— Start of INPUT RECORDS —

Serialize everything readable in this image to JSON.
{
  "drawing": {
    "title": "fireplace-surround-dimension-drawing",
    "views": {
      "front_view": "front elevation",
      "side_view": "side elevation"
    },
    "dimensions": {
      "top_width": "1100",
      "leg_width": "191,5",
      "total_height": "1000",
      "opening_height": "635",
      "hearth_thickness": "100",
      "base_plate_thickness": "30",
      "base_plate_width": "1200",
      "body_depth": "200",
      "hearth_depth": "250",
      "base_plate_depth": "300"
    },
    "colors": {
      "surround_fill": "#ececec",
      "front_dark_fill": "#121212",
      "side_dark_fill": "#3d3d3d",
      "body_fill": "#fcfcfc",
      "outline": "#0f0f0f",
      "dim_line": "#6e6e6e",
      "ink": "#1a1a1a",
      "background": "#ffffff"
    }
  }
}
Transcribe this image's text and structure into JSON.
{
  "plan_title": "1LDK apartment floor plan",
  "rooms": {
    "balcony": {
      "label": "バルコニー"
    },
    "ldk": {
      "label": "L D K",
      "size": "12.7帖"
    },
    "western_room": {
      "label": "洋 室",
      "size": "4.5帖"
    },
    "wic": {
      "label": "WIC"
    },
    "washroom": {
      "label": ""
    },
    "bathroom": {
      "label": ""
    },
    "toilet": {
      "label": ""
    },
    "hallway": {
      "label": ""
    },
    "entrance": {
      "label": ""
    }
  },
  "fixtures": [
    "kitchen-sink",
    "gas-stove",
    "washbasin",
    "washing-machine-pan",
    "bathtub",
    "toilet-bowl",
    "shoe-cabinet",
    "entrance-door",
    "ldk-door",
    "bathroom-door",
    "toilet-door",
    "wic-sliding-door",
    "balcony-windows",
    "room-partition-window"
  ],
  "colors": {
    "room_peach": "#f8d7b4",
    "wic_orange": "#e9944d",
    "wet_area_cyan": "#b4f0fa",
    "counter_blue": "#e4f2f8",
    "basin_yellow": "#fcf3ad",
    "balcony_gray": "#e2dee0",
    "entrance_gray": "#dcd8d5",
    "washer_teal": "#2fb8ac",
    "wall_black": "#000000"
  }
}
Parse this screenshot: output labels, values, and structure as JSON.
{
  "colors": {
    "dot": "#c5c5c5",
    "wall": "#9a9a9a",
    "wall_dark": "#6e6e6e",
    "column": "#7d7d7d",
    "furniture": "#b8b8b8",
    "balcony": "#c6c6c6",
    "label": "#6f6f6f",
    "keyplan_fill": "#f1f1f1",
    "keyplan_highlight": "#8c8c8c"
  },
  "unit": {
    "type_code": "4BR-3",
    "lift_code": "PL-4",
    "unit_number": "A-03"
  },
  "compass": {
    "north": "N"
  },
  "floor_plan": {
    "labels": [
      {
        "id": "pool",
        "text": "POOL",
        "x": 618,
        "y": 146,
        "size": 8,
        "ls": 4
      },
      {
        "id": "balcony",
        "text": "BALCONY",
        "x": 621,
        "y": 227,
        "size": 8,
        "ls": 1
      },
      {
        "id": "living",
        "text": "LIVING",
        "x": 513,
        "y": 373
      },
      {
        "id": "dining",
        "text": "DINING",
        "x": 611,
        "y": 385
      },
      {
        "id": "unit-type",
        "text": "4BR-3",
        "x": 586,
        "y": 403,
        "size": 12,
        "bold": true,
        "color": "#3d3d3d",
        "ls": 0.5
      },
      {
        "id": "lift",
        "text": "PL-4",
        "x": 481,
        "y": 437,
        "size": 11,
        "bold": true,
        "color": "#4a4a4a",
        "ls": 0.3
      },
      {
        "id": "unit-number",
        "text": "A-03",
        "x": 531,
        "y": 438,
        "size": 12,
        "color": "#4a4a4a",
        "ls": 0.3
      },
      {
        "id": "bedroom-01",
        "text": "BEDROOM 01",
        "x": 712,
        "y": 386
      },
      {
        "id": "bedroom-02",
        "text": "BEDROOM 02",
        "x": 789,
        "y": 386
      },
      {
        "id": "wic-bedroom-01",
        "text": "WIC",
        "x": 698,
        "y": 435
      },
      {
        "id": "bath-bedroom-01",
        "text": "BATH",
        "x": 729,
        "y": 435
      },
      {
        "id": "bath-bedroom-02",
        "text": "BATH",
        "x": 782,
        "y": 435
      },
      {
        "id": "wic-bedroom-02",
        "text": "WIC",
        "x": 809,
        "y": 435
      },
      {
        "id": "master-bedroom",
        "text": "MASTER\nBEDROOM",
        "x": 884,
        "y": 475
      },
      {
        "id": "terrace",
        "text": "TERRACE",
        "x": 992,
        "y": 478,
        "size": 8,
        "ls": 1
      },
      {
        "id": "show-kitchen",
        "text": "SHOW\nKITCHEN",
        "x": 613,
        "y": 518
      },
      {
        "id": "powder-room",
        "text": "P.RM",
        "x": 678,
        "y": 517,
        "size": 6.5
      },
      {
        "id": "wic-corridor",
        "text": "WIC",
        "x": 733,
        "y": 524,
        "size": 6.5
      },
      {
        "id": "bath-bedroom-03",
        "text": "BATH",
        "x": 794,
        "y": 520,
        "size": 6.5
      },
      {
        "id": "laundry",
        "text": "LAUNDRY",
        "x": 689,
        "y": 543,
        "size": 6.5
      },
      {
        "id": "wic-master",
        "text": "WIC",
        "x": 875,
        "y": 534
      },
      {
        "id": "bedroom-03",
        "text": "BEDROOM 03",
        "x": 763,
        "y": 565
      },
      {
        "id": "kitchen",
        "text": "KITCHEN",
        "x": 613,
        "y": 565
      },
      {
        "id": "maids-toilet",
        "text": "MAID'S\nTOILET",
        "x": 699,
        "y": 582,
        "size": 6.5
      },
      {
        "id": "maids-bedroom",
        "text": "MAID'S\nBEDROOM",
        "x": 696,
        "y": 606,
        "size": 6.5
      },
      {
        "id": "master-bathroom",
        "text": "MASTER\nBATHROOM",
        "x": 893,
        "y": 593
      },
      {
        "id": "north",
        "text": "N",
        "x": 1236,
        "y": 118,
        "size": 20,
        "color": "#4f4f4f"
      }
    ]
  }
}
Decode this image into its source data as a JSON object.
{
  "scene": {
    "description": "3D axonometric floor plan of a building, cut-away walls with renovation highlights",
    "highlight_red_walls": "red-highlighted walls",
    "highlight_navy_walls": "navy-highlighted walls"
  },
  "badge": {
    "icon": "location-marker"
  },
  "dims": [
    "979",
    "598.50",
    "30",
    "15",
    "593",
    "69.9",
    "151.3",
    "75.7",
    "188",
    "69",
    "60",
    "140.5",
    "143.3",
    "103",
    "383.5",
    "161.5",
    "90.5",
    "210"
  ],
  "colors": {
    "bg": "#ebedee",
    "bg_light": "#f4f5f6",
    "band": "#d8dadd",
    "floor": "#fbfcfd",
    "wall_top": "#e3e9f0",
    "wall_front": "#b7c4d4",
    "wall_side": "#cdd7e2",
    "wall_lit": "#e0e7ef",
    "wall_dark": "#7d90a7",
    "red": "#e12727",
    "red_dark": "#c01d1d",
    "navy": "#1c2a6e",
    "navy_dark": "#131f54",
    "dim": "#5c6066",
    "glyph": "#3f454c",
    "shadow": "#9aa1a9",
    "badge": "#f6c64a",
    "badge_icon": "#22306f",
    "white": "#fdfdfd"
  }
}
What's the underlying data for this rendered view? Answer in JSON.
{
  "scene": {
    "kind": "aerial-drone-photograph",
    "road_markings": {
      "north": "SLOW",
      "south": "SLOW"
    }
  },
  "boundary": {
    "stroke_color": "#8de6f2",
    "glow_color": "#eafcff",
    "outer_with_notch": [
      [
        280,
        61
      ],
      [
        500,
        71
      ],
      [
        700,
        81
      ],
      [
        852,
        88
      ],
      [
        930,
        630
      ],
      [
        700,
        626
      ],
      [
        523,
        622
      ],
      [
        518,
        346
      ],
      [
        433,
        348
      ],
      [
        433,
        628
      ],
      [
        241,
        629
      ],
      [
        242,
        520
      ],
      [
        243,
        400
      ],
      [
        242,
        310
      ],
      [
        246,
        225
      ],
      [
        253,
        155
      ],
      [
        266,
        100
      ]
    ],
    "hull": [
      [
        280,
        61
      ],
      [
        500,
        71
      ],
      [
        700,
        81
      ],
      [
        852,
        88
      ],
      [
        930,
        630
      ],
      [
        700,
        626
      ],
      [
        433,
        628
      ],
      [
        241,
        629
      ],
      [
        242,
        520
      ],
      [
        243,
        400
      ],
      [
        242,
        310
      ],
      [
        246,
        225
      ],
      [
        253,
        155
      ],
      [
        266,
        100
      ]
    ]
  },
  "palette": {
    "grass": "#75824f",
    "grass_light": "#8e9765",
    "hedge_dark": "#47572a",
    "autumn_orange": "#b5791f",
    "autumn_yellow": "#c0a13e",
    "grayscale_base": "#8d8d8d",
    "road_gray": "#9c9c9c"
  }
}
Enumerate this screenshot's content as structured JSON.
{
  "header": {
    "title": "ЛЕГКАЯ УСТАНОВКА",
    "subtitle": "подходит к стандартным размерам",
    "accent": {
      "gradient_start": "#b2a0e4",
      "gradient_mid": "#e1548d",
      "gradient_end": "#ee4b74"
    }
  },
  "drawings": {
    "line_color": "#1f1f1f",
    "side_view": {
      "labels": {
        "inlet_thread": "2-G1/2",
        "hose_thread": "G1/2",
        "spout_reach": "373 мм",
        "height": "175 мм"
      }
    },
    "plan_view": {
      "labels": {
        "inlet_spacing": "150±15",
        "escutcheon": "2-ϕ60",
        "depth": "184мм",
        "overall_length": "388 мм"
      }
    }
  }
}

— End of INPUT RECORDS —

[SHORT TASK]:
Reproduce exactly the line that holds "Enumerate this screenshot's", then every line after it, ending with the final line of the records above.

[FINAL RESULT]:
Enumerate this screenshot's content as structured JSON.
{
  "header": {
    "title": "ЛЕГКАЯ УСТАНОВКА",
    "subtitle": "подходит к стандартным размерам",
    "accent": {
      "gradient_start": "#b2a0e4",
      "gradient_mid": "#e1548d",
      "gradient_end": "#ee4b74"
    }
  },
  "drawings": {
    "line_color": "#1f1f1f",
    "side_view": {
      "labels": {
        "inlet_thread": "2-G1/2",
        "hose_thread": "G1/2",
        "spout_reach": "373 мм",
        "height": "175 мм"
      }
    },
    "plan_view": {
      "labels": {
        "inlet_spacing": "150±15",
        "escutcheon": "2-ϕ60",
        "depth": "184мм",
        "overall_length": "388 мм"
      }
    }
  }
}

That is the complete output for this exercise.